Exercise brief:
Write out the material exactly, leaving every picture behind.

======== Material to process

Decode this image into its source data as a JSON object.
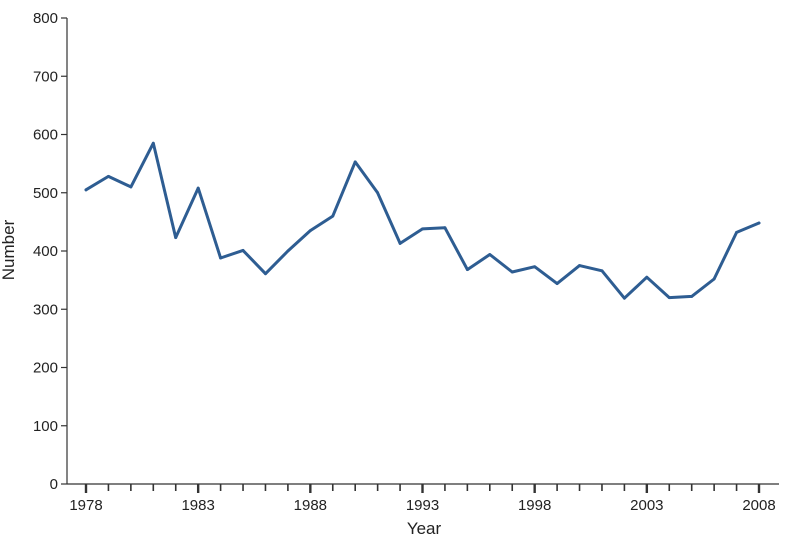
{
  "chart_data": {
    "type": "line",
    "title": "",
    "xlabel": "Year",
    "ylabel": "Number",
    "xlim": [
      1978,
      2008
    ],
    "ylim": [
      0,
      800
    ],
    "x_tick_labels": [
      "1978",
      "1983",
      "1988",
      "1993",
      "1998",
      "2003",
      "2008"
    ],
    "y_tick_labels": [
      "0",
      "100",
      "200",
      "300",
      "400",
      "500",
      "600",
      "700",
      "800"
    ],
    "grid": false,
    "legend": "none",
    "line_color": "#2e5d92",
    "series": [
      {
        "x": [
          1978,
          1979,
          1980,
          1981,
          1982,
          1983,
          1984,
          1985,
          1986,
          1987,
          1988,
          1989,
          1990,
          1991,
          1992,
          1993,
          1994,
          1995,
          1996,
          1997,
          1998,
          1999,
          2000,
          2001,
          2002,
          2003,
          2004,
          2005,
          2006,
          2007,
          2008
        ],
        "values": [
          505,
          528,
          510,
          585,
          423,
          508,
          388,
          401,
          361,
          400,
          435,
          460,
          553,
          500,
          413,
          438,
          440,
          368,
          394,
          364,
          373,
          344,
          375,
          366,
          319,
          355,
          320,
          322,
          352,
          432,
          448
        ]
      }
    ]
  }
}
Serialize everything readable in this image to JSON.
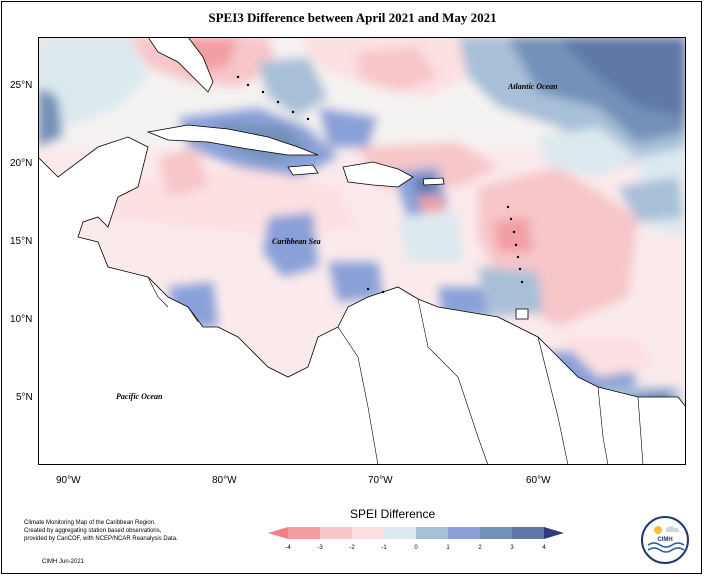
{
  "title": "SPEI3 Difference between April 2021 and May 2021",
  "labels": {
    "atlantic": "Atlantic Ocean",
    "caribbean": "Caribbean Sea",
    "pacific": "Pacific Ocean"
  },
  "axes": {
    "lat_ticks": [
      "25°N",
      "20°N",
      "15°N",
      "10°N",
      "5°N"
    ],
    "lon_ticks": [
      "90°W",
      "80°W",
      "70°W",
      "60°W"
    ]
  },
  "legend": {
    "title": "SPEI Difference",
    "ticks": [
      "-4",
      "-3",
      "-2",
      "-1",
      "0",
      "1",
      "2",
      "3",
      "4"
    ],
    "colors": [
      "#f29ea3",
      "#f7c6c9",
      "#fde0e2",
      "#dbe9ef",
      "#a8bfd8",
      "#8aa0d8",
      "#7391b8",
      "#5f78a8",
      "#3d4a8a"
    ],
    "below_color": "#f47f86",
    "above_color": "#2e3a7a"
  },
  "credit": {
    "line1": "Climate Monitoring Map of the Caribbean Region.",
    "line2": "Created by aggregating station based observations,",
    "line3": "provided by CariCOF, with NCEP/NCAR Reanalysis Data.",
    "date": "CIMH Jun-2021"
  },
  "logo": {
    "text": "CIMH"
  }
}
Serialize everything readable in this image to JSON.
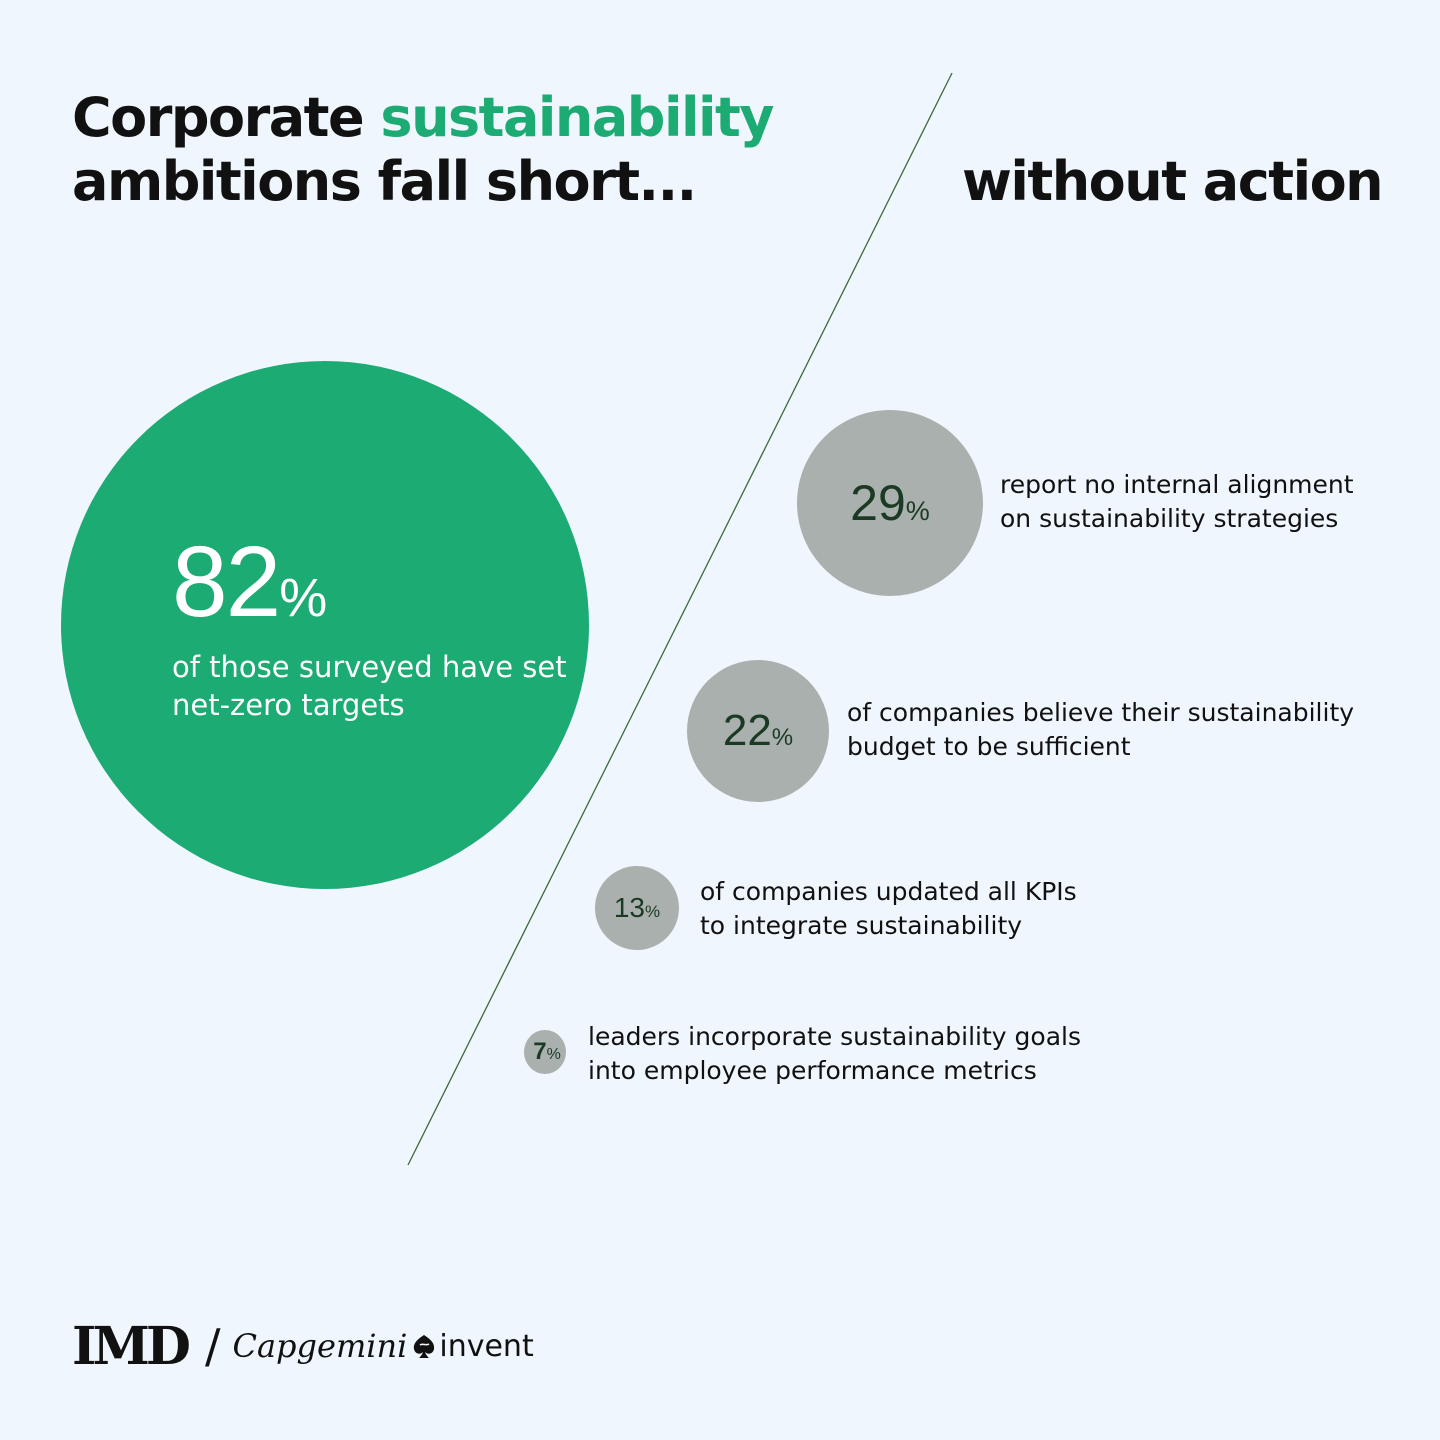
{
  "header": {
    "title_part1": "Corporate ",
    "title_accent": "sustainability",
    "title_line2": "ambitions fall short...",
    "title_right": "without action"
  },
  "main_stat": {
    "value": "82",
    "unit": "%",
    "description": "of those surveyed have set net-zero targets"
  },
  "stats": [
    {
      "value": "29",
      "unit": "%",
      "line1": "report no internal alignment",
      "line2": "on sustainability strategies"
    },
    {
      "value": "22",
      "unit": "%",
      "line1": "of companies believe their sustainability",
      "line2": "budget to be sufficient"
    },
    {
      "value": "13",
      "unit": "%",
      "line1": "of companies updated all KPIs",
      "line2": "to integrate sustainability"
    },
    {
      "value": "7",
      "unit": "%",
      "line1": "leaders incorporate sustainability goals",
      "line2": "into employee performance metrics"
    }
  ],
  "footer": {
    "logo_imd": "IMD",
    "separator": "/",
    "logo_capgemini": "Capgemini",
    "logo_invent": "invent"
  },
  "colors": {
    "background": "#f0f6fd",
    "accent_green": "#1bab73",
    "circle_gray": "#aab0ae",
    "stat_number": "#1b3a24",
    "divider": "#3c6b3a"
  }
}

================

Task response:
Decode this image into its source data as a JSON object.
{
  "chart_data": {
    "type": "line",
    "title": "",
    "xlabel": "Year",
    "ylabel": "Number",
    "xlim": [
      1978,
      2008
    ],
    "ylim": [
      0,
      800
    ],
    "x_tick_labels": [
      "1978",
      "1983",
      "1988",
      "1993",
      "1998",
      "2003",
      "2008"
    ],
    "y_tick_labels": [
      "0",
      "100",
      "200",
      "300",
      "400",
      "500",
      "600",
      "700",
      "800"
    ],
    "grid": false,
    "legend": "none",
    "line_color": "#2e5d92",
    "series": [
      {
        "x": [
          1978,
          1979,
          1980,
          1981,
          1982,
          1983,
          1984,
          1985,
          1986,
          1987,
          1988,
          1989,
          1990,
          1991,
          1992,
          1993,
          1994,
          1995,
          1996,
          1997,
          1998,
          1999,
          2000,
          2001,
          2002,
          2003,
          2004,
          2005,
          2006,
          2007,
          2008
        ],
        "values": [
          505,
          528,
          510,
          585,
          423,
          508,
          388,
          401,
          361,
          400,
          435,
          460,
          553,
          500,
          413,
          438,
          440,
          368,
          394,
          364,
          373,
          344,
          375,
          366,
          319,
          355,
          320,
          322,
          352,
          432,
          448
        ]
      }
    ]
  }
}
Serialize everything readable in this image to JSON.
{
  "title": "SPEI3 Difference between April 2021 and May 2021",
  "labels": {
    "atlantic": "Atlantic Ocean",
    "caribbean": "Caribbean Sea",
    "pacific": "Pacific Ocean"
  },
  "axes": {
    "lat_ticks": [
      "25°N",
      "20°N",
      "15°N",
      "10°N",
      "5°N"
    ],
    "lon_ticks": [
      "90°W",
      "80°W",
      "70°W",
      "60°W"
    ]
  },
  "legend": {
    "title": "SPEI Difference",
    "ticks": [
      "-4",
      "-3",
      "-2",
      "-1",
      "0",
      "1",
      "2",
      "3",
      "4"
    ],
    "colors": [
      "#f29ea3",
      "#f7c6c9",
      "#fde0e2",
      "#dbe9ef",
      "#a8bfd8",
      "#8aa0d8",
      "#7391b8",
      "#5f78a8",
      "#3d4a8a"
    ],
    "below_color": "#f47f86",
    "above_color": "#2e3a7a"
  },
  "credit": {
    "line1": "Climate Monitoring Map of the Caribbean Region.",
    "line2": "Created by aggregating station based observations,",
    "line3": "provided by CariCOF, with NCEP/NCAR Reanalysis Data.",
    "date": "CIMH Jun-2021"
  },
  "logo": {
    "text": "CIMH"
  }
}
Serialize everything readable in this image to JSON.
{
  "header": {
    "title_part1": "Corporate ",
    "title_accent": "sustainability",
    "title_line2": "ambitions fall short...",
    "title_right": "without action"
  },
  "main_stat": {
    "value": "82",
    "unit": "%",
    "description": "of those surveyed have set net-zero targets"
  },
  "stats": [
    {
      "value": "29",
      "unit": "%",
      "line1": "report no internal alignment",
      "line2": "on sustainability strategies"
    },
    {
      "value": "22",
      "unit": "%",
      "line1": "of companies believe their sustainability",
      "line2": "budget to be sufficient"
    },
    {
      "value": "13",
      "unit": "%",
      "line1": "of companies updated all KPIs",
      "line2": "to integrate sustainability"
    },
    {
      "value": "7",
      "unit": "%",
      "line1": "leaders incorporate sustainability goals",
      "line2": "into employee performance metrics"
    }
  ],
  "footer": {
    "logo_imd": "IMD",
    "separator": "/",
    "logo_capgemini": "Capgemini",
    "logo_invent": "invent"
  },
  "colors": {
    "background": "#f0f6fd",
    "accent_green": "#1bab73",
    "circle_gray": "#aab0ae",
    "stat_number": "#1b3a24",
    "divider": "#3c6b3a"
  }
}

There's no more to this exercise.